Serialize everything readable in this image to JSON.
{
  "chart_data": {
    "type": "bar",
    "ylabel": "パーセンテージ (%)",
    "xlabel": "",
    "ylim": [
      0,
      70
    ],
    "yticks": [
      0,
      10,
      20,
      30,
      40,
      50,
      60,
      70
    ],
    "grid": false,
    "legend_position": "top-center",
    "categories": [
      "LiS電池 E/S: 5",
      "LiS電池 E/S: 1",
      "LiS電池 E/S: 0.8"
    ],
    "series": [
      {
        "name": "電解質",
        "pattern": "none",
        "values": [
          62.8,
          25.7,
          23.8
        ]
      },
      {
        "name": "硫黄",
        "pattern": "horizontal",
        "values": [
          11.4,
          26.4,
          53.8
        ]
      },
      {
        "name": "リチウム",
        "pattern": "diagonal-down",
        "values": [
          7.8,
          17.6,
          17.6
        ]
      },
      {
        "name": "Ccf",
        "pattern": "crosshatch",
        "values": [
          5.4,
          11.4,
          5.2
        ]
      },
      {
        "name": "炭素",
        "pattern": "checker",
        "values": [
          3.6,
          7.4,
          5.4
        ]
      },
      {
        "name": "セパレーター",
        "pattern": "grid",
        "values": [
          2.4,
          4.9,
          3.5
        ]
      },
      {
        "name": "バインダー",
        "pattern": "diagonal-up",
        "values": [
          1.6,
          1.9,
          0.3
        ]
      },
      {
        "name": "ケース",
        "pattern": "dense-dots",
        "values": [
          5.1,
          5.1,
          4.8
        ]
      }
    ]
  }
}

| Task directions |
Gather every line containing the word "pattern" and copy it.

| Problem solution |
        "pattern": "none",
        "pattern": "horizontal",
        "pattern": "diagonal-down",
        "pattern": "crosshatch",
        "pattern": "checker",
        "pattern": "grid",
        "pattern": "diagonal-up",
        "pattern": "dense-dots",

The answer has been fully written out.